• TASK OBJECTIVE:
Copy out the stretch of the items from their first line through the line containing "back-button[interactable]: Back —", with both ends included.

• MATERIAL SHOWN:

________________________________________

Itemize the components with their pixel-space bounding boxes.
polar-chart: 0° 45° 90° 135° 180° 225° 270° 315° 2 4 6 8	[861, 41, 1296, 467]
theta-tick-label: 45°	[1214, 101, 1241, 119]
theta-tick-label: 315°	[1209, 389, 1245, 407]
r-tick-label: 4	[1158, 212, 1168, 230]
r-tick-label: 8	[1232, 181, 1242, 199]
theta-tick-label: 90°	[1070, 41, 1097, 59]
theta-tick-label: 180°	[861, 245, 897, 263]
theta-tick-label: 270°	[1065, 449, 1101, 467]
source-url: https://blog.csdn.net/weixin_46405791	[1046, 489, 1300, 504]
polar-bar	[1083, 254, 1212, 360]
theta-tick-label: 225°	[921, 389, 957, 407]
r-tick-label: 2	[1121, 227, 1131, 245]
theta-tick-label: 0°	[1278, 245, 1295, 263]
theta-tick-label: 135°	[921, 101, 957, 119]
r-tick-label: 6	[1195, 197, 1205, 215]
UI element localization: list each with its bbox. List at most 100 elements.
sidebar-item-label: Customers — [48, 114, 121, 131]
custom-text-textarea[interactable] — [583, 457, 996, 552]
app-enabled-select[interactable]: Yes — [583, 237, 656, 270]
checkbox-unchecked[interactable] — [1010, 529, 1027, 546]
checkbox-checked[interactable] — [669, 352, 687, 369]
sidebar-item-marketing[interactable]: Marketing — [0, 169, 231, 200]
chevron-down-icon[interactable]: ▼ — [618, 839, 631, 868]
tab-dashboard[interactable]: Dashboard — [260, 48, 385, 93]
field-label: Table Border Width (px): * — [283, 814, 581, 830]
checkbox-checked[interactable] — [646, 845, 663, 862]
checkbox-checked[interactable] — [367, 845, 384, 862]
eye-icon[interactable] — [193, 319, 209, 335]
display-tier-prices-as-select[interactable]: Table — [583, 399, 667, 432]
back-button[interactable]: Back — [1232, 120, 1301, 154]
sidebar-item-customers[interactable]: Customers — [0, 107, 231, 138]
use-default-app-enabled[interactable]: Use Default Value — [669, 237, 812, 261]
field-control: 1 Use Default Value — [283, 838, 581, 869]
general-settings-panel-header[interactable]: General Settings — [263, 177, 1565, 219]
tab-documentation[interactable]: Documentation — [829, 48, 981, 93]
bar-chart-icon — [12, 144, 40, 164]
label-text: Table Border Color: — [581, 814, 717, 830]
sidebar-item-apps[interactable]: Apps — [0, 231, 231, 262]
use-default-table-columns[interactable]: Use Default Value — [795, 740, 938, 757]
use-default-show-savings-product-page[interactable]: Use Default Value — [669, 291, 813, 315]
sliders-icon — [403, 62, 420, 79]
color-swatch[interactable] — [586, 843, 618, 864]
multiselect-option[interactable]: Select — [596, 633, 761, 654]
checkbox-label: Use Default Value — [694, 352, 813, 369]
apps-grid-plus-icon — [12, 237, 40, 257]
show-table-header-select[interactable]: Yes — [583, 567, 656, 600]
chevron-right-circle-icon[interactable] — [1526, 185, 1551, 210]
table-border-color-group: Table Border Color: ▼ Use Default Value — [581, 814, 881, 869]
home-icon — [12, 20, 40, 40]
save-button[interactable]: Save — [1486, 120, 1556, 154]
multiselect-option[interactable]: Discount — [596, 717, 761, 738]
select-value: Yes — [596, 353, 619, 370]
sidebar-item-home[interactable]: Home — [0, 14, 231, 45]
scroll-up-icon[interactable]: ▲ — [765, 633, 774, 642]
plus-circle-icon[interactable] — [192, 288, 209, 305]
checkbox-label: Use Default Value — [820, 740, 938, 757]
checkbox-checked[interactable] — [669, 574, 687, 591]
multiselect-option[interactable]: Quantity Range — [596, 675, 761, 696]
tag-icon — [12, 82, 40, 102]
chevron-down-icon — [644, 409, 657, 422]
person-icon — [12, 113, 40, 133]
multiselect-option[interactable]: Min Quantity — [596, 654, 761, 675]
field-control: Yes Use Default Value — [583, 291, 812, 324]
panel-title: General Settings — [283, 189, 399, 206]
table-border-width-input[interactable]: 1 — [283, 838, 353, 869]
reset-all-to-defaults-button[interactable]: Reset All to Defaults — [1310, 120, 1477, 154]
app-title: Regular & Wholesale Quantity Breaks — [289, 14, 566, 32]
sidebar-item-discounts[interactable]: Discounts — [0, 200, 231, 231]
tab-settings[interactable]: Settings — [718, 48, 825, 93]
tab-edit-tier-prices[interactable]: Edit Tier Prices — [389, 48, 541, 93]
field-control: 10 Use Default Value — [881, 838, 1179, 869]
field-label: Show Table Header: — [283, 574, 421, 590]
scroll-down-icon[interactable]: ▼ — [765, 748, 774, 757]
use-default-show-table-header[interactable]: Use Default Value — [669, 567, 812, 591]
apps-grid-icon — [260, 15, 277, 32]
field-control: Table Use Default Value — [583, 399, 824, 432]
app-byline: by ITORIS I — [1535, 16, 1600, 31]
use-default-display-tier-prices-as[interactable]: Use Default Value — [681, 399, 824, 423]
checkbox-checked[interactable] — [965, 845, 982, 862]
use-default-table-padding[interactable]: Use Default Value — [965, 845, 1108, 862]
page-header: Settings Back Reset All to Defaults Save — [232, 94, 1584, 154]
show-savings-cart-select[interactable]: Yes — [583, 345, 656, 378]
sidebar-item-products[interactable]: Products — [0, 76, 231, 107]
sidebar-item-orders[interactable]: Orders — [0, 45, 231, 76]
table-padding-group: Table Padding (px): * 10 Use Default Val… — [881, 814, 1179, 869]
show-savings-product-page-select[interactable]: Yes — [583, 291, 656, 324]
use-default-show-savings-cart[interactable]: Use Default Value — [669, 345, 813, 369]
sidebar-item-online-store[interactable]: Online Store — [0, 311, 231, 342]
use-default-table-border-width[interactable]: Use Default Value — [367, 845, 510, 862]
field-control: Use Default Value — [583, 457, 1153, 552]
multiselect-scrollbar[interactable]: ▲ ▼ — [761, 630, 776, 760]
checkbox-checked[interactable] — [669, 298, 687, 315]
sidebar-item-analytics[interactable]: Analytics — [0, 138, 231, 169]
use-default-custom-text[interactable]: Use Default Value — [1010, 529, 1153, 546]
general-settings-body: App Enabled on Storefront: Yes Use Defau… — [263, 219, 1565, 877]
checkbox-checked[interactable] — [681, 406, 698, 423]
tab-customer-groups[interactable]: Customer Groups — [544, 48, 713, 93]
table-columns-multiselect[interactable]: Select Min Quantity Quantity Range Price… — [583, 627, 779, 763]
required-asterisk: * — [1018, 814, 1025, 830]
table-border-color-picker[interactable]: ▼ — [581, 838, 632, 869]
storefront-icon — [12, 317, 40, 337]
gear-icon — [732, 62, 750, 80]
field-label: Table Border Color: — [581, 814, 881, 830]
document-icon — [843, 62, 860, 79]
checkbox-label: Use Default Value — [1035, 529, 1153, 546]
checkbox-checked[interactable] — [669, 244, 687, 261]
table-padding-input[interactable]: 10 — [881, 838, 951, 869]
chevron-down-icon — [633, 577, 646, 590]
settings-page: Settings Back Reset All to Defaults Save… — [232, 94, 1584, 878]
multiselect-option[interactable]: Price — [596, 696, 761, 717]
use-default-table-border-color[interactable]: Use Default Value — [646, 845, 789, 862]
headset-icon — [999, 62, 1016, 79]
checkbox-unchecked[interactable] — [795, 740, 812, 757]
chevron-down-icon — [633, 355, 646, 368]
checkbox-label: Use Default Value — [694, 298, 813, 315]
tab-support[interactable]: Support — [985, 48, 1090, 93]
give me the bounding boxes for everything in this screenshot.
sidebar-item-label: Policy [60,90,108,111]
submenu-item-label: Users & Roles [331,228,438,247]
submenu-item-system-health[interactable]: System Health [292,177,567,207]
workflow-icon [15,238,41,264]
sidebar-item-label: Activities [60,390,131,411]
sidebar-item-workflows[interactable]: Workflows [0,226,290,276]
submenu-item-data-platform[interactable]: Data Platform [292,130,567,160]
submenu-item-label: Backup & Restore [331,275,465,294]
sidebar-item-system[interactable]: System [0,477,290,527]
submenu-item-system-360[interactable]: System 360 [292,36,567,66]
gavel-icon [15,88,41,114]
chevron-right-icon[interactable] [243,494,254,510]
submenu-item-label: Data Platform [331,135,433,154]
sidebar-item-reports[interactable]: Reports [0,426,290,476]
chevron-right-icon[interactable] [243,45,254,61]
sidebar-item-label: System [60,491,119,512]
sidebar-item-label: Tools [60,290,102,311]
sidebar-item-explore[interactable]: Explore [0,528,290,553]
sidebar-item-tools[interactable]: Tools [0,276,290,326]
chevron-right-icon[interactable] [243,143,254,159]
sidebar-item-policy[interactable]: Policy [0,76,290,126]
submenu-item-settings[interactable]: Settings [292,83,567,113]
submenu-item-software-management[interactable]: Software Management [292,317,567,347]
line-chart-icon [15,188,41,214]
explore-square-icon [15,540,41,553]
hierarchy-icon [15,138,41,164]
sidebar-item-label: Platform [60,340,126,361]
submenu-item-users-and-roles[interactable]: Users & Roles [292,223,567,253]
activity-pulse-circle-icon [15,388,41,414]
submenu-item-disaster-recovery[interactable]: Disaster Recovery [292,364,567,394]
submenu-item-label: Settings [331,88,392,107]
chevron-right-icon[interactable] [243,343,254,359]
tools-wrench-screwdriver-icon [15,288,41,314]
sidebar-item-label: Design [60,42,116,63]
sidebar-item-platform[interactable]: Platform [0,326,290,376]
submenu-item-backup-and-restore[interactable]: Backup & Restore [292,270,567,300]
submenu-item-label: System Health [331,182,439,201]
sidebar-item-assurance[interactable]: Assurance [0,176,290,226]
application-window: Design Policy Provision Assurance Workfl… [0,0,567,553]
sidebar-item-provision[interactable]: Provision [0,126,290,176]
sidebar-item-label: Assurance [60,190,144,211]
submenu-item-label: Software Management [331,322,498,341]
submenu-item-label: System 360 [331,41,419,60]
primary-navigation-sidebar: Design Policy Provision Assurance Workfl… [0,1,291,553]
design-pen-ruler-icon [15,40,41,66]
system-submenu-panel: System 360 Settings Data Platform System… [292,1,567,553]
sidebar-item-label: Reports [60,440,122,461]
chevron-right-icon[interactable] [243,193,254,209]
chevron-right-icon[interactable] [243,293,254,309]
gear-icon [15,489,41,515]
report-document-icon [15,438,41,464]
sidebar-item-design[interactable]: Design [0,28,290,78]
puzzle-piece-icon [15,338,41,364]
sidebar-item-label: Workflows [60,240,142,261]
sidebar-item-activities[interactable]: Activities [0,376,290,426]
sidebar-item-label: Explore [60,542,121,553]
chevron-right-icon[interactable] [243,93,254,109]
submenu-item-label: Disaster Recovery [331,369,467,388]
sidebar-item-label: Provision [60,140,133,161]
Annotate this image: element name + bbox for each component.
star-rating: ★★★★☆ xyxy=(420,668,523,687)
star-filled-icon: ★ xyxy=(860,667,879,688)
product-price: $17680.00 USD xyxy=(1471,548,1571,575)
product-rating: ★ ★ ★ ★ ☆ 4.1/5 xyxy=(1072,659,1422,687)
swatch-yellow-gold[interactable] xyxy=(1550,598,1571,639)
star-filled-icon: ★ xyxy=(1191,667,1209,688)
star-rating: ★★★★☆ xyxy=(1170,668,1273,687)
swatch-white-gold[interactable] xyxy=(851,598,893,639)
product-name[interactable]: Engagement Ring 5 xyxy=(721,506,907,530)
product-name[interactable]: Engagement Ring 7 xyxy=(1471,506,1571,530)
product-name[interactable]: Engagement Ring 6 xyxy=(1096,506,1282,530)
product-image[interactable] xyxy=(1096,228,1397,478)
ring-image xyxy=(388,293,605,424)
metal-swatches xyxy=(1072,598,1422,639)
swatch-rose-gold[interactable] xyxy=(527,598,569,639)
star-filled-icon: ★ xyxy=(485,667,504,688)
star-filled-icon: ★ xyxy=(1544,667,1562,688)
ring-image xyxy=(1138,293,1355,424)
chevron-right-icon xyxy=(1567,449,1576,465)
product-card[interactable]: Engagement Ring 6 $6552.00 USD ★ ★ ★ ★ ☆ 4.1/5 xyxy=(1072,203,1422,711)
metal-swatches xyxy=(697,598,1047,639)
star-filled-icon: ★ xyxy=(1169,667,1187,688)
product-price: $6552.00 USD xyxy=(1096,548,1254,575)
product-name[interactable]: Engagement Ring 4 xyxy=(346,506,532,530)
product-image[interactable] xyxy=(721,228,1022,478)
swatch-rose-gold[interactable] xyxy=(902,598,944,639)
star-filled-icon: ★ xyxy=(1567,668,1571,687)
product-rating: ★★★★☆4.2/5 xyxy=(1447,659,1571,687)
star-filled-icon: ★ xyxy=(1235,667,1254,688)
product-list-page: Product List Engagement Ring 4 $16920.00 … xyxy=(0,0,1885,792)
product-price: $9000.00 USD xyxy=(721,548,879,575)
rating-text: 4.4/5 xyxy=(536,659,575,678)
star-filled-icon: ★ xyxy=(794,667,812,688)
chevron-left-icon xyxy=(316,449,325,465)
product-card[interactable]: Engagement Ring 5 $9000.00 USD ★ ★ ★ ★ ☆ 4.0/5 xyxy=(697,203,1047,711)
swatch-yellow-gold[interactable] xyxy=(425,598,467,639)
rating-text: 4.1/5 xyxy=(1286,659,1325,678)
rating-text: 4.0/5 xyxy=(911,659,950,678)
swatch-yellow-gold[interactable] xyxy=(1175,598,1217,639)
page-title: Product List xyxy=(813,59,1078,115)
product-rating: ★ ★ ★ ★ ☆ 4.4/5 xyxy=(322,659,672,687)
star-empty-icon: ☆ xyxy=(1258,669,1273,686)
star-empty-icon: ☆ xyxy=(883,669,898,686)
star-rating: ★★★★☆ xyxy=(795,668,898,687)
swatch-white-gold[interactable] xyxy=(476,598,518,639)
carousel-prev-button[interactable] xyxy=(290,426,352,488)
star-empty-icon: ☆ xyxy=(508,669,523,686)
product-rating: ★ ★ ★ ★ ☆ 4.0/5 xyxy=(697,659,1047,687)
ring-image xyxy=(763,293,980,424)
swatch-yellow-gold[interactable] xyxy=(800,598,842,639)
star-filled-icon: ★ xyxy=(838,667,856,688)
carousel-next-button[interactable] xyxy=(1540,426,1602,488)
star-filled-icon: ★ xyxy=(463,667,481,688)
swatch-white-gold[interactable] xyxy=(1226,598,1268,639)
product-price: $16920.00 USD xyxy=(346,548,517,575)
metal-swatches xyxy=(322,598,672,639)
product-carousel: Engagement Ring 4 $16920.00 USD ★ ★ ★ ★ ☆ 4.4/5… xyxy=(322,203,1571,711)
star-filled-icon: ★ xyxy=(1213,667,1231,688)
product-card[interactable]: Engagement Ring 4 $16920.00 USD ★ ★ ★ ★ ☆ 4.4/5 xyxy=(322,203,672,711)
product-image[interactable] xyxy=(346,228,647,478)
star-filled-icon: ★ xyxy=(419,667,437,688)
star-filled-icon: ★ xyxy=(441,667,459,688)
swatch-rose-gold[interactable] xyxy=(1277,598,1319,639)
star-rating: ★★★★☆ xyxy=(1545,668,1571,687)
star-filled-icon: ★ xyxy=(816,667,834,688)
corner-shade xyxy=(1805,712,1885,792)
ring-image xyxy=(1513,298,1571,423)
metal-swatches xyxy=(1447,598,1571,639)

________________________________________

• OUTPUT OF THE TASK:
Itemize the components with their pixel-space bounding boxes.
polar-chart: 0° 45° 90° 135° 180° 225° 270° 315° 2 4 6 8	[861, 41, 1296, 467]
theta-tick-label: 45°	[1214, 101, 1241, 119]
theta-tick-label: 315°	[1209, 389, 1245, 407]
r-tick-label: 4	[1158, 212, 1168, 230]
r-tick-label: 8	[1232, 181, 1242, 199]
theta-tick-label: 90°	[1070, 41, 1097, 59]
theta-tick-label: 180°	[861, 245, 897, 263]
theta-tick-label: 270°	[1065, 449, 1101, 467]
source-url: https://blog.csdn.net/weixin_46405791	[1046, 489, 1300, 504]
polar-bar	[1083, 254, 1212, 360]
theta-tick-label: 225°	[921, 389, 957, 407]
r-tick-label: 2	[1121, 227, 1131, 245]
theta-tick-label: 0°	[1278, 245, 1295, 263]
theta-tick-label: 135°	[921, 101, 957, 119]
r-tick-label: 6	[1195, 197, 1205, 215]
UI element localization: list each with its bbox. List at most 100 elements.
sidebar-item-label: Customers — [48, 114, 121, 131]
custom-text-textarea[interactable] — [583, 457, 996, 552]
app-enabled-select[interactable]: Yes — [583, 237, 656, 270]
checkbox-unchecked[interactable] — [1010, 529, 1027, 546]
checkbox-checked[interactable] — [669, 352, 687, 369]
sidebar-item-marketing[interactable]: Marketing — [0, 169, 231, 200]
chevron-down-icon[interactable]: ▼ — [618, 839, 631, 868]
tab-dashboard[interactable]: Dashboard — [260, 48, 385, 93]
field-label: Table Border Width (px): * — [283, 814, 581, 830]
checkbox-checked[interactable] — [646, 845, 663, 862]
checkbox-checked[interactable] — [367, 845, 384, 862]
eye-icon[interactable] — [193, 319, 209, 335]
display-tier-prices-as-select[interactable]: Table — [583, 399, 667, 432]
back-button[interactable]: Back — [1232, 120, 1301, 154]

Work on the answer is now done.